Stored items from a collection

- - - - -

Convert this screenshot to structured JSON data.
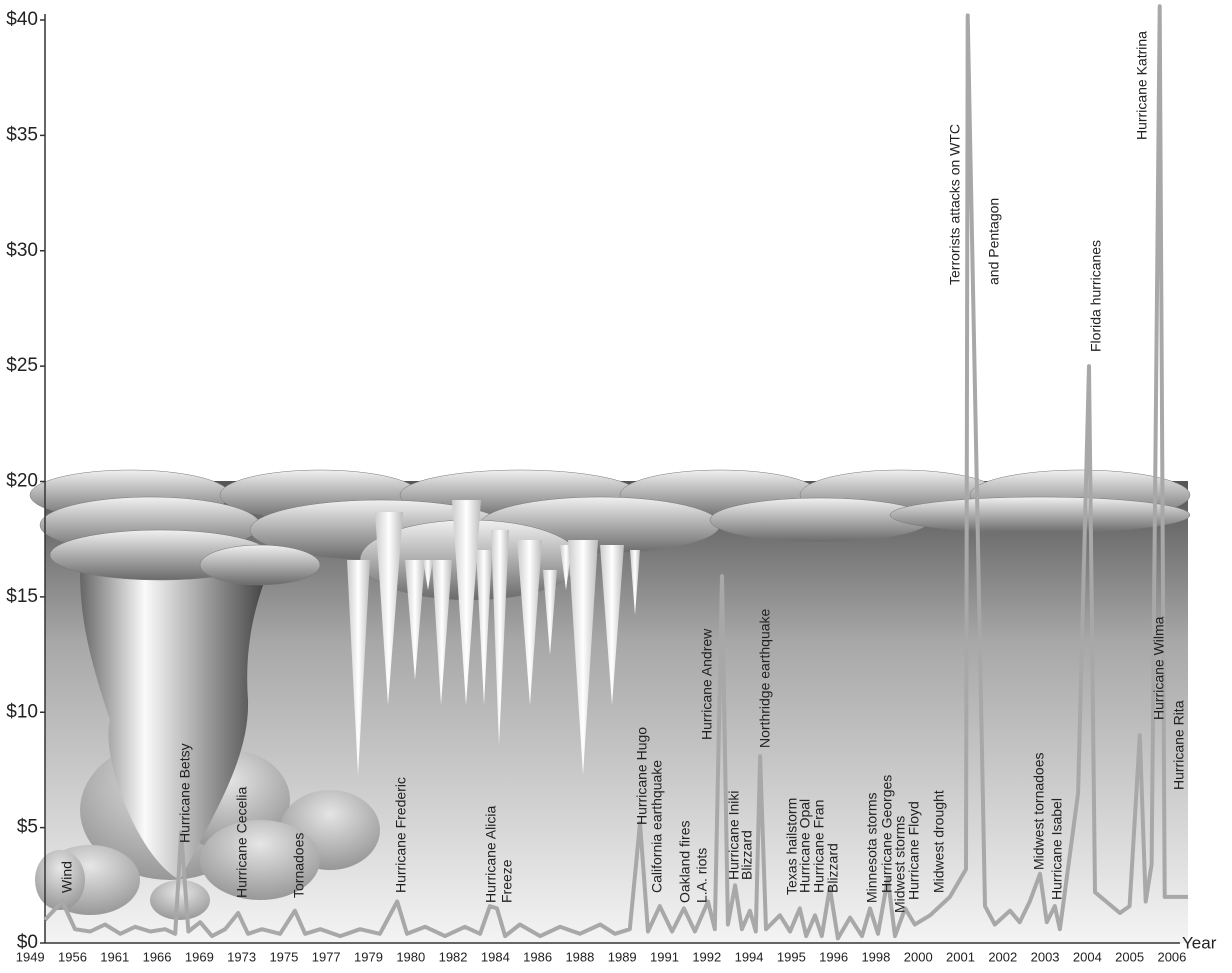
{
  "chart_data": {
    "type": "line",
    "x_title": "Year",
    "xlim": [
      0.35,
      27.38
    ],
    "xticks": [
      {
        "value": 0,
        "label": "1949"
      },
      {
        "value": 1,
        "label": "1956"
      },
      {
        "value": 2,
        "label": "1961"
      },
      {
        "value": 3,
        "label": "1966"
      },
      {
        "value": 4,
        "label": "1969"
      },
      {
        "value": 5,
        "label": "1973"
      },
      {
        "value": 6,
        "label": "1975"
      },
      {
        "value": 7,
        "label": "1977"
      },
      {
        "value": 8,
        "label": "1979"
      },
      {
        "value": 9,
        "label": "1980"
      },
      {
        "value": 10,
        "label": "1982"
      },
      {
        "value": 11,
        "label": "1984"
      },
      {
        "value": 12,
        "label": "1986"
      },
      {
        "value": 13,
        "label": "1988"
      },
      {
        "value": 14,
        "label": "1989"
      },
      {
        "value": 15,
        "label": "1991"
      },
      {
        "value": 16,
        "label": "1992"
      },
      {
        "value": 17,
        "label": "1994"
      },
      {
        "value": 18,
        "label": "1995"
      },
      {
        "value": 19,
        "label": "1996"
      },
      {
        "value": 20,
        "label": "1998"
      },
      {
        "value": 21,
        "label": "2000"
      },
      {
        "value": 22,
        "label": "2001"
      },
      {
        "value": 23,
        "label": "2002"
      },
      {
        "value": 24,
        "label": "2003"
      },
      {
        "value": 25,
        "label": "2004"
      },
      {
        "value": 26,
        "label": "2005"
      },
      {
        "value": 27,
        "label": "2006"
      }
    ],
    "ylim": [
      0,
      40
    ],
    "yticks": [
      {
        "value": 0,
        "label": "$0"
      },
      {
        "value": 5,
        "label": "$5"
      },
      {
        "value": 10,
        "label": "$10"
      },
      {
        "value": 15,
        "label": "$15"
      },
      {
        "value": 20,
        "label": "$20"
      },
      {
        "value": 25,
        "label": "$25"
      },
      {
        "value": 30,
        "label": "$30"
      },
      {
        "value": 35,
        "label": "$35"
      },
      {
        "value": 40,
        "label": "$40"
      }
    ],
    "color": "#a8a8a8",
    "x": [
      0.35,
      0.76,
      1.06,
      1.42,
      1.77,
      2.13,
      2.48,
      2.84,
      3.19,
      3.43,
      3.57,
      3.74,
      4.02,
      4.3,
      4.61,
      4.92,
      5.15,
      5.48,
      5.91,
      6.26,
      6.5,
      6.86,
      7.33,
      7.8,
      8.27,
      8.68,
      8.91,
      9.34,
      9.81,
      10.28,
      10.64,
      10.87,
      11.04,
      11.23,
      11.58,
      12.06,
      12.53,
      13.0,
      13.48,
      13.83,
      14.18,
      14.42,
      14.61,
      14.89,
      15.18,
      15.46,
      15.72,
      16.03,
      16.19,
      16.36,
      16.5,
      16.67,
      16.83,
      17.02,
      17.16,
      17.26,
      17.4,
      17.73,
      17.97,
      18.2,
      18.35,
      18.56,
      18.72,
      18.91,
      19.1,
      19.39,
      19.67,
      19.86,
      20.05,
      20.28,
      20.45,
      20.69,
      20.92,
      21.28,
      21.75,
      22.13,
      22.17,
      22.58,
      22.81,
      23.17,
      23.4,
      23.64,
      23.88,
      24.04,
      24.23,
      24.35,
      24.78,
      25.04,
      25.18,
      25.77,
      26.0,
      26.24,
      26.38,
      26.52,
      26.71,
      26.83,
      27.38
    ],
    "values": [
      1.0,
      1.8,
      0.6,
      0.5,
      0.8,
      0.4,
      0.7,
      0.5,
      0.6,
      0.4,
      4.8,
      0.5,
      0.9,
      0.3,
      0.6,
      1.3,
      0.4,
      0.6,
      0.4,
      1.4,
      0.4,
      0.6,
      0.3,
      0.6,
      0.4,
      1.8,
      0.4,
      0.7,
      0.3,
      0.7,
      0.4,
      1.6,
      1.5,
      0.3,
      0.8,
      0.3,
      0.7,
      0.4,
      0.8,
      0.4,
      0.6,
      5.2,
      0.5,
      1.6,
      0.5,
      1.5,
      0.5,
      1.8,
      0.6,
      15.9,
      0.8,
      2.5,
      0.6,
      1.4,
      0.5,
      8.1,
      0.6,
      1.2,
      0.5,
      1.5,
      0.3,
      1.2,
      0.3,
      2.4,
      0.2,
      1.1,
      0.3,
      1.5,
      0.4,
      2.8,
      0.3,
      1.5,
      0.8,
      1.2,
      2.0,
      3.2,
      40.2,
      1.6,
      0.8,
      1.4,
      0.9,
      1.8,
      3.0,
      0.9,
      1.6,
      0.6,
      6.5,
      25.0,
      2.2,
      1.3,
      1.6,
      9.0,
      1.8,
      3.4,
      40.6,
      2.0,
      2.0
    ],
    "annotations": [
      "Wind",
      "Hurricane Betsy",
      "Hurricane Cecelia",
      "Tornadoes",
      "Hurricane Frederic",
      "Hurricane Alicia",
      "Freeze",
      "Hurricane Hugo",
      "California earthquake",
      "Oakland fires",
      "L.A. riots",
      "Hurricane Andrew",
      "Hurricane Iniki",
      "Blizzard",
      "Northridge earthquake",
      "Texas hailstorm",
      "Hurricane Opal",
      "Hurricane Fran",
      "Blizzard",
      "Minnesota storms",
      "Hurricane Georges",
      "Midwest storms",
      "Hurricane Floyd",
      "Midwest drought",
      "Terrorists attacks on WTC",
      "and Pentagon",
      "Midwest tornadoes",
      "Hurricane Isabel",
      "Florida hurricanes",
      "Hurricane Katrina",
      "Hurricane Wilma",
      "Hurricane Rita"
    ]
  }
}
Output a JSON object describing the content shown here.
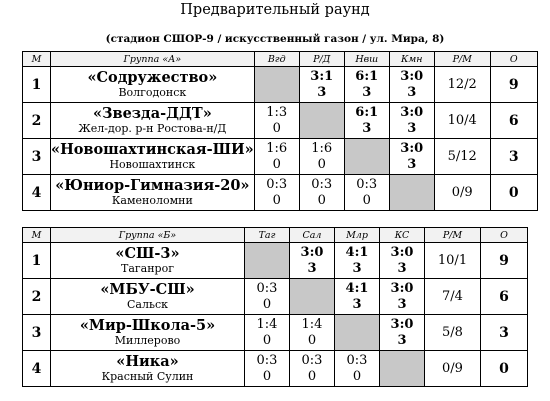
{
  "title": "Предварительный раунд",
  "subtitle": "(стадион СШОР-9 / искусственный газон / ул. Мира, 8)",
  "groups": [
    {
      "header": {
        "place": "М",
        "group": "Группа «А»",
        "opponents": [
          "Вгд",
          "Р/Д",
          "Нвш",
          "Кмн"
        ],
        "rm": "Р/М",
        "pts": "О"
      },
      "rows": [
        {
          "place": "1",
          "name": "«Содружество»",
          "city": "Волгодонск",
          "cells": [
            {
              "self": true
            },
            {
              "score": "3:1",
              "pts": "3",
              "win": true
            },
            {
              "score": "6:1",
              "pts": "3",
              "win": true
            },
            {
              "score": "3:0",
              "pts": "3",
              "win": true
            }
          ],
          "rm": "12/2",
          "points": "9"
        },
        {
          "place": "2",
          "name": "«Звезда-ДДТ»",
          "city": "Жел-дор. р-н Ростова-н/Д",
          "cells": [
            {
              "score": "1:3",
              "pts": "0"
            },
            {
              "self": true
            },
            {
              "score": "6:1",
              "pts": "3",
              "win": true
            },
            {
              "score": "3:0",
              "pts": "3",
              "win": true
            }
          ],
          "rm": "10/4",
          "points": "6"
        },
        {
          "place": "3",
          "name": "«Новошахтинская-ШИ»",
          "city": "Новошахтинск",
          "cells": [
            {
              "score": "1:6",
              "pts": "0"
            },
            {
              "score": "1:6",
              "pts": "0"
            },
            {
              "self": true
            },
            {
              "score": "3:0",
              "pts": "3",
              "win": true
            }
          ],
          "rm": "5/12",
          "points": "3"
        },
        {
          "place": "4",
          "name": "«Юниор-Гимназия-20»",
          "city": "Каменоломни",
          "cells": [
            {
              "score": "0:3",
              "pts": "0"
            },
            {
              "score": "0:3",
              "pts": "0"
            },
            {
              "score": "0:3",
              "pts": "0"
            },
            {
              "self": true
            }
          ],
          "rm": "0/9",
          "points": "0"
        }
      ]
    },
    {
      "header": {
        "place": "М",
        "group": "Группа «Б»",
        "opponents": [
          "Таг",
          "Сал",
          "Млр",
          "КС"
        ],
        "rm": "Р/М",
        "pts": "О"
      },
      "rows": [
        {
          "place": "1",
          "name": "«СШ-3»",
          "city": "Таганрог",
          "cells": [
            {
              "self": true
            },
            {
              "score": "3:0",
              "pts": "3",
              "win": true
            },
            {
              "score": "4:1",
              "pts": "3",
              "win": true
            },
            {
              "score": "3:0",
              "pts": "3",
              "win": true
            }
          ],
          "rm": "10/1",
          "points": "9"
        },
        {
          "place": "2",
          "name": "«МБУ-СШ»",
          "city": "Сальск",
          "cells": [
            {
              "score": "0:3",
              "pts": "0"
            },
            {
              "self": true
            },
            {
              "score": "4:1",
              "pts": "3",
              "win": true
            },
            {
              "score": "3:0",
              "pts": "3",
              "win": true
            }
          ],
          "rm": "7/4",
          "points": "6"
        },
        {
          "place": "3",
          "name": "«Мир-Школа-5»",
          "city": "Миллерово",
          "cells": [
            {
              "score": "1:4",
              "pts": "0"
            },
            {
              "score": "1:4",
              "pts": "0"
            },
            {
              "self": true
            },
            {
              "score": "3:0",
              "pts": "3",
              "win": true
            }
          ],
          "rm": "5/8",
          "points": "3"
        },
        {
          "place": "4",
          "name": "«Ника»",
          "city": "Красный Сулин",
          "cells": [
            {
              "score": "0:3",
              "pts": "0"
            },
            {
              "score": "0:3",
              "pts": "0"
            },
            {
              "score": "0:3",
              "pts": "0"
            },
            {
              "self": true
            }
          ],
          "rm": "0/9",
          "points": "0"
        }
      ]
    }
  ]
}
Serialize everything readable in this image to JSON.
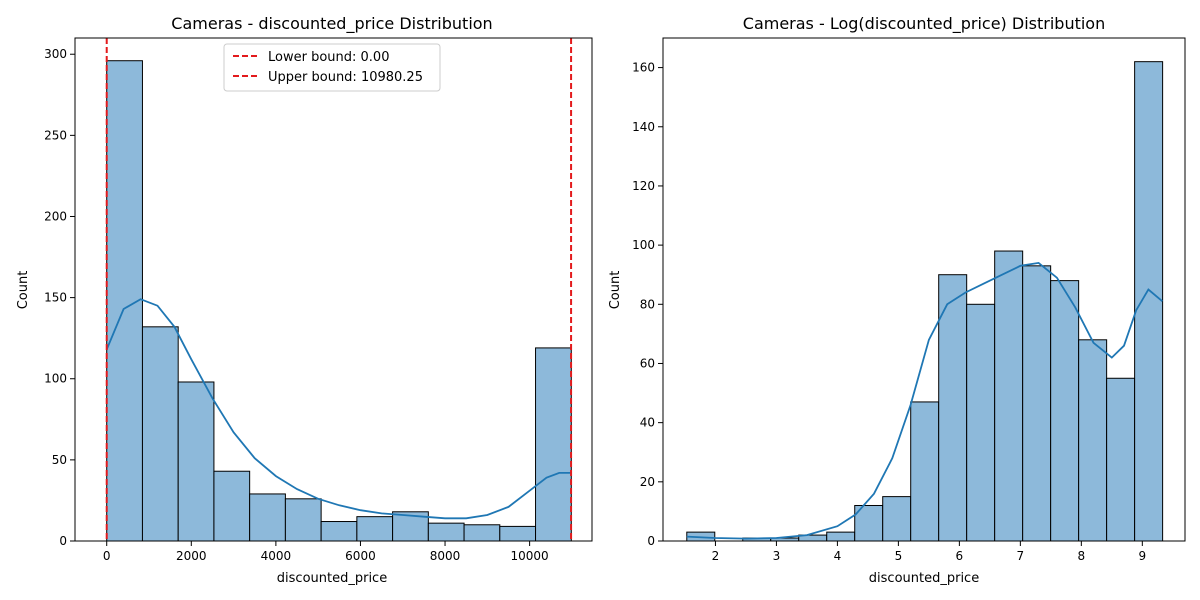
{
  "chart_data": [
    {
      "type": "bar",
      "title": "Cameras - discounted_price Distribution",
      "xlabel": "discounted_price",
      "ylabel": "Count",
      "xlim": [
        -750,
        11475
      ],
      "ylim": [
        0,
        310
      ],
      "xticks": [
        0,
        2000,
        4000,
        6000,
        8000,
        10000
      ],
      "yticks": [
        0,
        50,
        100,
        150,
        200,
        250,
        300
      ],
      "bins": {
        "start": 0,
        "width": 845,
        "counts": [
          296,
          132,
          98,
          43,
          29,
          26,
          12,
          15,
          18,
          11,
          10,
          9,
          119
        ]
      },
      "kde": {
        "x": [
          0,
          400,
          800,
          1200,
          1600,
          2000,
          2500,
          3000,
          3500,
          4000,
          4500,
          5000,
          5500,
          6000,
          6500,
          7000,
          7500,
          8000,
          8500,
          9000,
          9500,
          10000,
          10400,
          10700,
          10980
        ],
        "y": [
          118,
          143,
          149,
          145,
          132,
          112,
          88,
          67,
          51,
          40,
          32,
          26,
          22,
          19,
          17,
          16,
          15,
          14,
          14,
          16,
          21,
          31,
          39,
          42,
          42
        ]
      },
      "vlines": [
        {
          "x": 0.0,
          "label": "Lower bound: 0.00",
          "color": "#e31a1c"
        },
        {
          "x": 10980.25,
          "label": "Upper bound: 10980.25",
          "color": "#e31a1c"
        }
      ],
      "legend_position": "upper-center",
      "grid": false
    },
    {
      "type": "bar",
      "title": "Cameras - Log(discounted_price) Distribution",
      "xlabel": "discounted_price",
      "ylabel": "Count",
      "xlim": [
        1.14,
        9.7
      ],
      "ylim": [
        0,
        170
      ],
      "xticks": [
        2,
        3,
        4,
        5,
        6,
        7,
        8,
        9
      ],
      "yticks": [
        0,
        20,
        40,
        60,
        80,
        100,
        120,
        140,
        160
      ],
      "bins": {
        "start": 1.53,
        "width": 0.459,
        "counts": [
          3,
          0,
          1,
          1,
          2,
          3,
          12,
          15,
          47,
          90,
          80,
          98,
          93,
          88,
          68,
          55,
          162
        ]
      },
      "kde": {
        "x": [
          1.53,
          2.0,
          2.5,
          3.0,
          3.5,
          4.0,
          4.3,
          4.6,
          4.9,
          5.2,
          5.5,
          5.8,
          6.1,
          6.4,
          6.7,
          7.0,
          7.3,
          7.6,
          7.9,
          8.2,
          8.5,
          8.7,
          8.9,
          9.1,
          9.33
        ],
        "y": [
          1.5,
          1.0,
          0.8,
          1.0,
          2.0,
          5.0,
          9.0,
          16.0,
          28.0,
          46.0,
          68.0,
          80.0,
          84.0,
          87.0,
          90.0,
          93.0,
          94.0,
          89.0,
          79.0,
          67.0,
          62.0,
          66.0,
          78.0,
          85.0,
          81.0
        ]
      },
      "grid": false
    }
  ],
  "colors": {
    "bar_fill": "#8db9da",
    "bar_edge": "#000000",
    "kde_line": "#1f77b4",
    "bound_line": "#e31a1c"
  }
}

- - - - -

WHAT IS REQUIRED
Report each line in the preceding entries that holds the string "Cameras".

FULL OUTPUT
      "title": "Cameras - discounted_price Distribution",
      "title": "Cameras - Log(discounted_price) Distribution",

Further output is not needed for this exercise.